**Task brief**: Check each line of the records for "value"; collect those that have it.

**Record extracts**:
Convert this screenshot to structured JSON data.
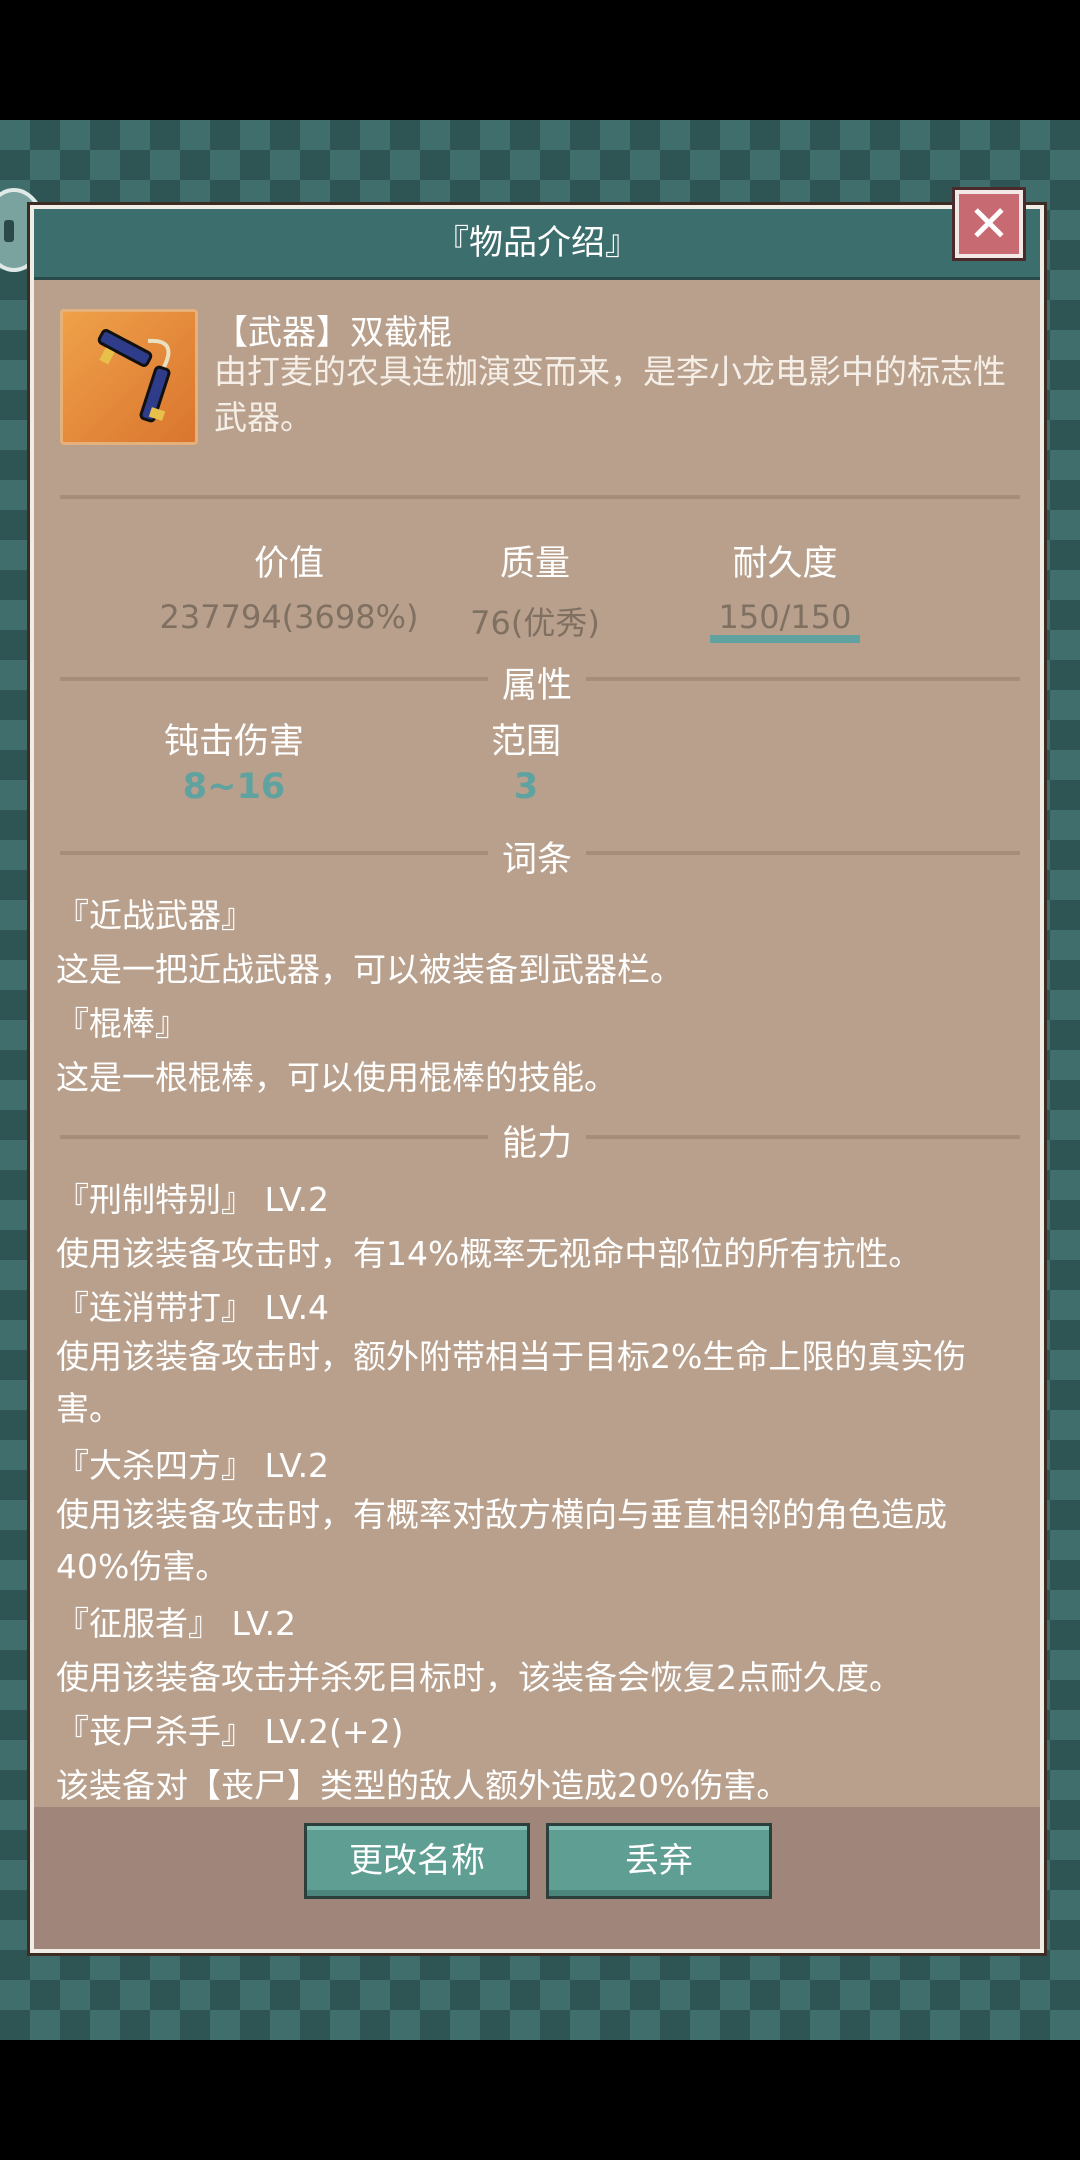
{
  "window": {
    "title": "『物品介绍』",
    "close_symbol": "✕"
  },
  "item": {
    "name": "【武器】双截棍",
    "description": "由打麦的农具连枷演变而来，是李小龙电影中的标志性武器。"
  },
  "stats": [
    {
      "label": "价值",
      "value": "237794(3698%)"
    },
    {
      "label": "质量",
      "value": "76(优秀)"
    },
    {
      "label": "耐久度",
      "value": "150/150",
      "fraction": 1.0
    }
  ],
  "colors": {
    "panel": "#b8a08c",
    "title_bar": "#3c6e6d",
    "accent": "#5fa29f",
    "close": "#c86a72"
  },
  "attributes": {
    "title": "属性",
    "items": [
      {
        "label": "钝击伤害",
        "value": "8~16"
      },
      {
        "label": "范围",
        "value": "3"
      }
    ]
  },
  "traits": {
    "title": "词条",
    "items": [
      {
        "name": "『近战武器』",
        "desc": "这是一把近战武器，可以被装备到武器栏。"
      },
      {
        "name": "『棍棒』",
        "desc": "这是一根棍棒，可以使用棍棒的技能。"
      }
    ]
  },
  "abilities": {
    "title": "能力",
    "items": [
      {
        "name": "『刑制特别』 LV.2",
        "desc": "使用该装备攻击时，有14%概率无视命中部位的所有抗性。"
      },
      {
        "name": "『连消带打』 LV.4",
        "desc": "使用该装备攻击时，额外附带相当于目标2%生命上限的真实伤害。"
      },
      {
        "name": "『大杀四方』 LV.2",
        "desc": "使用该装备攻击时，有概率对敌方横向与垂直相邻的角色造成40%伤害。"
      },
      {
        "name": "『征服者』 LV.2",
        "desc": "使用该装备攻击并杀死目标时，该装备会恢复2点耐久度。"
      },
      {
        "name": "『丧尸杀手』 LV.2(+2)",
        "desc": "该装备对【丧尸】类型的敌人额外造成20%伤害。"
      }
    ]
  },
  "buttons": {
    "rename": "更改名称",
    "discard": "丢弃"
  }
}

**Exercise answer**:
      "value": "237794(3698%)"
      "value": "76(优秀)"
      "value": "150/150",
        "value": "8~16"
        "value": "3"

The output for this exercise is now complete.